Output only the lines from the one holding "What text is on this page?" to the end of the data below, please, copied exactly.
**** Provided material
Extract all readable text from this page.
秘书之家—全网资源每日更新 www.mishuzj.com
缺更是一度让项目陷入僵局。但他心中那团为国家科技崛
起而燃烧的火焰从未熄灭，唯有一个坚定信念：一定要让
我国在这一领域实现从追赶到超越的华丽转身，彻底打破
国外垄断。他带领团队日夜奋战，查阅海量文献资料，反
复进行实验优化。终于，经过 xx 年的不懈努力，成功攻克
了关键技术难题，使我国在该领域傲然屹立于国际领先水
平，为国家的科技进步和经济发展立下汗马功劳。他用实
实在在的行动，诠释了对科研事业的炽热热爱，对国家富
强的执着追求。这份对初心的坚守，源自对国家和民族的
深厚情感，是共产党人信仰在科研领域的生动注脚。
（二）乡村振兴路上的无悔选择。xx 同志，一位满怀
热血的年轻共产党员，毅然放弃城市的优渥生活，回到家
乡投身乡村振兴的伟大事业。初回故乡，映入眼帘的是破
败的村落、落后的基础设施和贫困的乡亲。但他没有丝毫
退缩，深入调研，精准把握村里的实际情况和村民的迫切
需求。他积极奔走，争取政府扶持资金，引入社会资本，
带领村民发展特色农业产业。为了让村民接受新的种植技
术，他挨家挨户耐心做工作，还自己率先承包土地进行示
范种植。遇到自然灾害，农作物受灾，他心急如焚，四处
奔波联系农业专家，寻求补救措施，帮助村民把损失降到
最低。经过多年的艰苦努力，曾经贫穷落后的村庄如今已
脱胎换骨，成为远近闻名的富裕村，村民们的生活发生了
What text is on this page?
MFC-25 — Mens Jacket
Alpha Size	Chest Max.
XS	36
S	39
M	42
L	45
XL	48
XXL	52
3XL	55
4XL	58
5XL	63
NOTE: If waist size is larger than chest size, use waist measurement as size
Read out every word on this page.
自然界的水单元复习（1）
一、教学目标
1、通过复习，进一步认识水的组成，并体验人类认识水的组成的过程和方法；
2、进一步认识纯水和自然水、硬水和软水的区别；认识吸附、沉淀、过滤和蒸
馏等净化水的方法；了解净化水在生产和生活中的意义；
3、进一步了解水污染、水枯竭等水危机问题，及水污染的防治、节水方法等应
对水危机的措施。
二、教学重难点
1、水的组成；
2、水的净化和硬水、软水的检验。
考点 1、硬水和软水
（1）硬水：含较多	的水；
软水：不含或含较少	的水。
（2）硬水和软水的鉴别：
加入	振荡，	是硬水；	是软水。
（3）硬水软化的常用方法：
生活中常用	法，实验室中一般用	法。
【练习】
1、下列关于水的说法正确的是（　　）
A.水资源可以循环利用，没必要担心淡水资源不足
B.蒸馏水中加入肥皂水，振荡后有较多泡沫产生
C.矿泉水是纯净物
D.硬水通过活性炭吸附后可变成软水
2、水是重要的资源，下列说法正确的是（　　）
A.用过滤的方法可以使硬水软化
********
**Expected output**
What text is on this page?
MFC-25 — Mens Jacket
Alpha Size	Chest Max.
XS	36
S	39
M	42
L	45
XL	48
XXL	52
3XL	55
4XL	58
5XL	63
NOTE: If waist size is larger than chest size, use waist measurement as size
Read out every word on this page.
自然界的水单元复习（1）
一、教学目标
1、通过复习，进一步认识水的组成，并体验人类认识水的组成的过程和方法；
2、进一步认识纯水和自然水、硬水和软水的区别；认识吸附、沉淀、过滤和蒸
馏等净化水的方法；了解净化水在生产和生活中的意义；
3、进一步了解水污染、水枯竭等水危机问题，及水污染的防治、节水方法等应
对水危机的措施。
二、教学重难点
1、水的组成；
2、水的净化和硬水、软水的检验。
考点 1、硬水和软水
（1）硬水：含较多	的水；
软水：不含或含较少	的水。
（2）硬水和软水的鉴别：
加入	振荡，	是硬水；	是软水。
（3）硬水软化的常用方法：
生活中常用	法，实验室中一般用	法。
【练习】
1、下列关于水的说法正确的是（　　）
A.水资源可以循环利用，没必要担心淡水资源不足
B.蒸馏水中加入肥皂水，振荡后有较多泡沫产生
C.矿泉水是纯净物
D.硬水通过活性炭吸附后可变成软水
2、水是重要的资源，下列说法正确的是（　　）
A.用过滤的方法可以使硬水软化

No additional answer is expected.